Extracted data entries
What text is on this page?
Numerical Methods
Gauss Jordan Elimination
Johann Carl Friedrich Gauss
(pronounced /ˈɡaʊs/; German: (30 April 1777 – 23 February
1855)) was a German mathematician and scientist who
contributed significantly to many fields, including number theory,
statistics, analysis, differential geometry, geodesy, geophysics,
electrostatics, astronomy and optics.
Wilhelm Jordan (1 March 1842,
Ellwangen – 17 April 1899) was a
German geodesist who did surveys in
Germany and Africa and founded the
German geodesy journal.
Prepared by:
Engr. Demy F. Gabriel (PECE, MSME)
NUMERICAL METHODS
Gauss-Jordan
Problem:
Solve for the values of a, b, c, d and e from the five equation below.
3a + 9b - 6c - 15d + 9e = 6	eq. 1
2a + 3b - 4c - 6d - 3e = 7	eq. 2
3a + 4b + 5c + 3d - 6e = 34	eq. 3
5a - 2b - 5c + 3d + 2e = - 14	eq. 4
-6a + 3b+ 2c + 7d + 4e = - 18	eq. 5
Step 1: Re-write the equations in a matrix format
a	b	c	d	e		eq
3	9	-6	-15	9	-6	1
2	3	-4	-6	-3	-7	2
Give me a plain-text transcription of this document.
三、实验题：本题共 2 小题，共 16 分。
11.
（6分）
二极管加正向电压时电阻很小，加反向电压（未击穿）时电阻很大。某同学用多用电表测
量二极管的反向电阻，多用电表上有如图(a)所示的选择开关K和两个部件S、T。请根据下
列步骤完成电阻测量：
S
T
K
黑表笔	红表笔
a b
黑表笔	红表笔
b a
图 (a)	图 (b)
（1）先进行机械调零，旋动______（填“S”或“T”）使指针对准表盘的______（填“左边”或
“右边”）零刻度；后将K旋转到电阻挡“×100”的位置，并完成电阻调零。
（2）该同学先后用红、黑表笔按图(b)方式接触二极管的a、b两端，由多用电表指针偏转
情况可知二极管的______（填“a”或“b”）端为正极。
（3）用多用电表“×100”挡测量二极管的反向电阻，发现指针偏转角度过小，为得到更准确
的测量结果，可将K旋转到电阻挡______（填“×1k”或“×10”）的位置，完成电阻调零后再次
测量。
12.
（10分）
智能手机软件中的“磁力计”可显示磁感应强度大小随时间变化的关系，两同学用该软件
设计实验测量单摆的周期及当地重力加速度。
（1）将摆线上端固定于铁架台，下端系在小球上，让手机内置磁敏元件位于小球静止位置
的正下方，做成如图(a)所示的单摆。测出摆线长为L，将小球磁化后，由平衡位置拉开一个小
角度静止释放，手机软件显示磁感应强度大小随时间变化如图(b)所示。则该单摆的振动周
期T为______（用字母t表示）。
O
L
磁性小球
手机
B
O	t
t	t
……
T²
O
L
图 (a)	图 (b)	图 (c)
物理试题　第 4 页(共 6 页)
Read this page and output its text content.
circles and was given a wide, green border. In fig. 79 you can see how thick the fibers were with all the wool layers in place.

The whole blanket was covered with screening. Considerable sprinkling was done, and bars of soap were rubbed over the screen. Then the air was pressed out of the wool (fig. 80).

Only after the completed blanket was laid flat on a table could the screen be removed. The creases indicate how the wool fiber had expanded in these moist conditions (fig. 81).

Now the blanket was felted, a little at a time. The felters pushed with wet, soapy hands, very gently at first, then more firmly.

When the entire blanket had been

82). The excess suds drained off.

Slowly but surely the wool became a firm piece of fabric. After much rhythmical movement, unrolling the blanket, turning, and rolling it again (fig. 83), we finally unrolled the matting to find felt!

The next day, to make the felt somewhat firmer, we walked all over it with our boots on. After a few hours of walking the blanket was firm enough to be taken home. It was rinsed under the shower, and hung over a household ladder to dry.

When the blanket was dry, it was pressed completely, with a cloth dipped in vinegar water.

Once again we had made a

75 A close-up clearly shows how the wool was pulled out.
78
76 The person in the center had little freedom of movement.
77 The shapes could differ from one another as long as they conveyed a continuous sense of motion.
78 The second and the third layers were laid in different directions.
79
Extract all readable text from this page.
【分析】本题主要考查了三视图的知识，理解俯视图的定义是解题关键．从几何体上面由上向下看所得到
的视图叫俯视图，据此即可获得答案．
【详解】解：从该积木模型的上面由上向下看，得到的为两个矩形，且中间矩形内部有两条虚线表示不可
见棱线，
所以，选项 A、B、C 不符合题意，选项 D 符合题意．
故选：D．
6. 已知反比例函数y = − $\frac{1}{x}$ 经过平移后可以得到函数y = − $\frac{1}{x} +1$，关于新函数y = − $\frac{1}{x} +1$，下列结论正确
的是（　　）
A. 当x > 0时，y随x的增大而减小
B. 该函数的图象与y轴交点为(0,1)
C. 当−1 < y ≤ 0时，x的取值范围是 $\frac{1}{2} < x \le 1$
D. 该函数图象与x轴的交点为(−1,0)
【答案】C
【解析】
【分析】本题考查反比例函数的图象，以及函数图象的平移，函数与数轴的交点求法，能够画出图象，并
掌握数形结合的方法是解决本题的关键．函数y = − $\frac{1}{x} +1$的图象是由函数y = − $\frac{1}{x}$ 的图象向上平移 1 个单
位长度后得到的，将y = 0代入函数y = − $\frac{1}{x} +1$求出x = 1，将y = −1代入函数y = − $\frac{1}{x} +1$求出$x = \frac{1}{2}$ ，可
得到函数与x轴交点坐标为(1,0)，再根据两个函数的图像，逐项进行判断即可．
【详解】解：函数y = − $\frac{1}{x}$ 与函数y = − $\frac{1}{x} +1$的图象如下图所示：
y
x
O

Work to be completed
Copy every line verbatim.

Task answer
What text is on this page?
Numerical Methods
Gauss Jordan Elimination
Johann Carl Friedrich Gauss
(pronounced /ˈɡaʊs/; German: (30 April 1777 – 23 February
1855)) was a German mathematician and scientist who
contributed significantly to many fields, including number theory,
statistics, analysis, differential geometry, geodesy, geophysics,
electrostatics, astronomy and optics.
Wilhelm Jordan (1 March 1842,
Ellwangen – 17 April 1899) was a
German geodesist who did surveys in
Germany and Africa and founded the
German geodesy journal.
Prepared by:
Engr. Demy F. Gabriel (PECE, MSME)
NUMERICAL METHODS
Gauss-Jordan
Problem:
Solve for the values of a, b, c, d and e from the five equation below.
3a + 9b - 6c - 15d + 9e = 6	eq. 1
2a + 3b - 4c - 6d - 3e = 7	eq. 2
3a + 4b + 5c + 3d - 6e = 34	eq. 3
5a - 2b - 5c + 3d + 2e = - 14	eq. 4
-6a + 3b+ 2c + 7d + 4e = - 18	eq. 5
Step 1: Re-write the equations in a matrix format
a	b	c	d	e		eq
3	9	-6	-15	9	-6	1
2	3	-4	-6	-3	-7	2
Give me a plain-text transcription of this document.
三、实验题：本题共 2 小题，共 16 分。
11.
（6分）
二极管加正向电压时电阻很小，加反向电压（未击穿）时电阻很大。某同学用多用电表测
量二极管的反向电阻，多用电表上有如图(a)所示的选择开关K和两个部件S、T。请根据下
列步骤完成电阻测量：
S
T
K
黑表笔	红表笔
a b
黑表笔	红表笔
b a
图 (a)	图 (b)
（1）先进行机械调零，旋动______（填“S”或“T”）使指针对准表盘的______（填“左边”或
“右边”）零刻度；后将K旋转到电阻挡“×100”的位置，并完成电阻调零。
（2）该同学先后用红、黑表笔按图(b)方式接触二极管的a、b两端，由多用电表指针偏转
情况可知二极管的______（填“a”或“b”）端为正极。
（3）用多用电表“×100”挡测量二极管的反向电阻，发现指针偏转角度过小，为得到更准确
的测量结果，可将K旋转到电阻挡______（填“×1k”或“×10”）的位置，完成电阻调零后再次
测量。
12.
（10分）
智能手机软件中的“磁力计”可显示磁感应强度大小随时间变化的关系，两同学用该软件
设计实验测量单摆的周期及当地重力加速度。
（1）将摆线上端固定于铁架台，下端系在小球上，让手机内置磁敏元件位于小球静止位置
的正下方，做成如图(a)所示的单摆。测出摆线长为L，将小球磁化后，由平衡位置拉开一个小
角度静止释放，手机软件显示磁感应强度大小随时间变化如图(b)所示。则该单摆的振动周
期T为______（用字母t表示）。
O
L
磁性小球
手机
B
O	t
t	t
……
T²
O
L
图 (a)	图 (b)	图 (c)
物理试题　第 4 页(共 6 页)
Read this page and output its text content.
circles and was given a wide, green border. In fig. 79 you can see how thick the fibers were with all the wool layers in place.

The whole blanket was covered with screening. Considerable sprinkling was done, and bars of soap were rubbed over the screen. Then the air was pressed out of the wool (fig. 80).

Only after the completed blanket was laid flat on a table could the screen be removed. The creases indicate how the wool fiber had expanded in these moist conditions (fig. 81).

Now the blanket was felted, a little at a time. The felters pushed with wet, soapy hands, very gently at first, then more firmly.

When the entire blanket had been

82). The excess suds drained off.

Slowly but surely the wool became a firm piece of fabric. After much rhythmical movement, unrolling the blanket, turning, and rolling it again (fig. 83), we finally unrolled the matting to find felt!

The next day, to make the felt somewhat firmer, we walked all over it with our boots on. After a few hours of walking the blanket was firm enough to be taken home. It was rinsed under the shower, and hung over a household ladder to dry.

When the blanket was dry, it was pressed completely, with a cloth dipped in vinegar water.

Once again we had made a

75 A close-up clearly shows how the wool was pulled out.
78
76 The person in the center had little freedom of movement.
77 The shapes could differ from one another as long as they conveyed a continuous sense of motion.
78 The second and the third layers were laid in different directions.
79
Extract all readable text from this page.
【分析】本题主要考查了三视图的知识，理解俯视图的定义是解题关键．从几何体上面由上向下看所得到
的视图叫俯视图，据此即可获得答案．
【详解】解：从该积木模型的上面由上向下看，得到的为两个矩形，且中间矩形内部有两条虚线表示不可
见棱线，
所以，选项 A、B、C 不符合题意，选项 D 符合题意．
故选：D．
6. 已知反比例函数y = − $\frac{1}{x}$ 经过平移后可以得到函数y = − $\frac{1}{x} +1$，关于新函数y = − $\frac{1}{x} +1$，下列结论正确
的是（　　）
A. 当x > 0时，y随x的增大而减小
B. 该函数的图象与y轴交点为(0,1)
C. 当−1 < y ≤ 0时，x的取值范围是 $\frac{1}{2} < x \le 1$
D. 该函数图象与x轴的交点为(−1,0)
【答案】C
【解析】
【分析】本题考查反比例函数的图象，以及函数图象的平移，函数与数轴的交点求法，能够画出图象，并
掌握数形结合的方法是解决本题的关键．函数y = − $\frac{1}{x} +1$的图象是由函数y = − $\frac{1}{x}$ 的图象向上平移 1 个单
位长度后得到的，将y = 0代入函数y = − $\frac{1}{x} +1$求出x = 1，将y = −1代入函数y = − $\frac{1}{x} +1$求出$x = \frac{1}{2}$ ，可
得到函数与x轴交点坐标为(1,0)，再根据两个函数的图像，逐项进行判断即可．
【详解】解：函数y = − $\frac{1}{x}$ 与函数y = − $\frac{1}{x} +1$的图象如下图所示：
y
x
O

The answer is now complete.